INSTRUCTION:
Gather up all lines that carry the word "plane".

DATA RECORDS:
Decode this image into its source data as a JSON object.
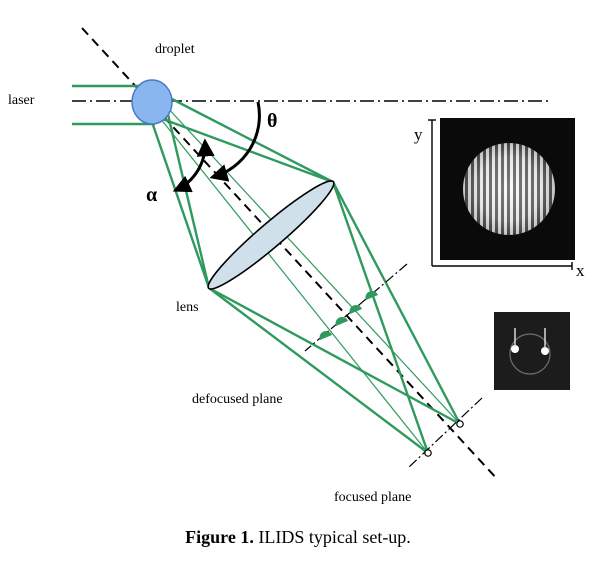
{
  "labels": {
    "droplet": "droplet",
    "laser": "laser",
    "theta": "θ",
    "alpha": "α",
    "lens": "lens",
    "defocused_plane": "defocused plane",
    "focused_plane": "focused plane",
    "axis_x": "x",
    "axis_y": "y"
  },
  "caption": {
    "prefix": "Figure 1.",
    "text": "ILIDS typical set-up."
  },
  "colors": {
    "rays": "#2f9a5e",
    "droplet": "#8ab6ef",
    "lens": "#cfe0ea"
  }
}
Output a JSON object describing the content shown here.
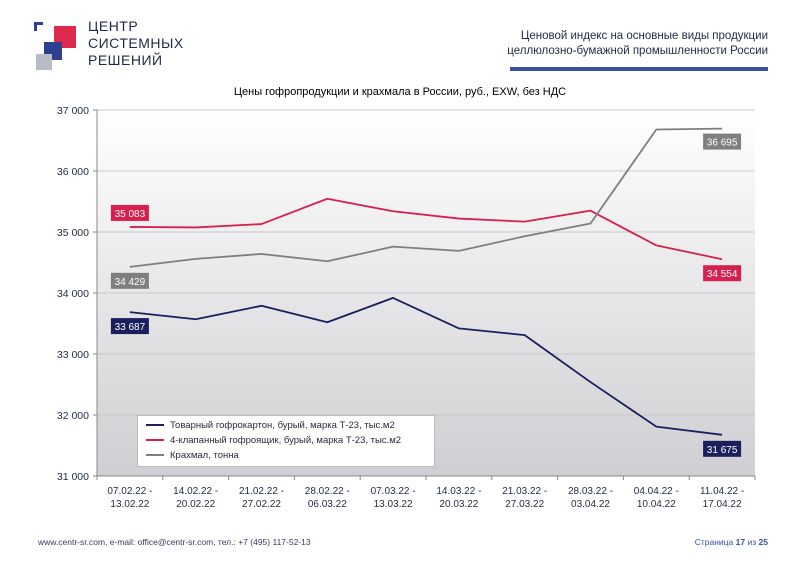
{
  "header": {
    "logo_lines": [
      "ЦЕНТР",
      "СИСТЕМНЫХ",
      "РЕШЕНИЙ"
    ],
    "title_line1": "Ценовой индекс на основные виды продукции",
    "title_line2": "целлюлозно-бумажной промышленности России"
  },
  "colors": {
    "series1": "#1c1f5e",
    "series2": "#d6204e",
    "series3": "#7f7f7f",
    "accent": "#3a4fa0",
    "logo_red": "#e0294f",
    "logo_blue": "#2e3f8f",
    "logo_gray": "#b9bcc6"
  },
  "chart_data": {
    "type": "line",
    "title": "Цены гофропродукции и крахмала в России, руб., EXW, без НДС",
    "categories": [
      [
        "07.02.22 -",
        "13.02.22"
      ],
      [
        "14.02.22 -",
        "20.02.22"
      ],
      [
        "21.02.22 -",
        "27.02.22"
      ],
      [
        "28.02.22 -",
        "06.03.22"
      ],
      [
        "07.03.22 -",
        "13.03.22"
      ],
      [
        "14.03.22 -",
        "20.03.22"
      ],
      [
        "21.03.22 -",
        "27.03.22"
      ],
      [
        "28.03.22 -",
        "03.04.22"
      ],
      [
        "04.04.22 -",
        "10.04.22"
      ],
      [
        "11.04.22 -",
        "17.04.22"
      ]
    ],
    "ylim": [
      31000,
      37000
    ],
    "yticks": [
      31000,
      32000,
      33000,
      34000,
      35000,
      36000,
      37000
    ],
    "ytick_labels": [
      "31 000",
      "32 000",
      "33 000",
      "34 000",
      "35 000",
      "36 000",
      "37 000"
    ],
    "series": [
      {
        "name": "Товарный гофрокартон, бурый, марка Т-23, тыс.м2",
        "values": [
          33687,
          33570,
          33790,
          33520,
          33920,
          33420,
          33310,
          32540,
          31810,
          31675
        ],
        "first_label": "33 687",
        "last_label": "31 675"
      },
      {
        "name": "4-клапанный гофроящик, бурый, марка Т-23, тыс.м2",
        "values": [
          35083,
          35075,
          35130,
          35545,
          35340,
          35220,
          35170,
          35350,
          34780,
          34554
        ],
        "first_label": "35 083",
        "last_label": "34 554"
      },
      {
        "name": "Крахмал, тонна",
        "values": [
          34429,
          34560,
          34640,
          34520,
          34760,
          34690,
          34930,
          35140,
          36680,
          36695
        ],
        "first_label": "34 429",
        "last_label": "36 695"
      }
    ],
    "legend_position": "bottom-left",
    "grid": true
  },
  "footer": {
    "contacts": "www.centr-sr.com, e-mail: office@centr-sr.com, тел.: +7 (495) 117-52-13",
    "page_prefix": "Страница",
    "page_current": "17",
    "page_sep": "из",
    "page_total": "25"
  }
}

FINAL RESULT:
    "defocused_plane": "defocused plane",
    "focused_plane": "focused plane",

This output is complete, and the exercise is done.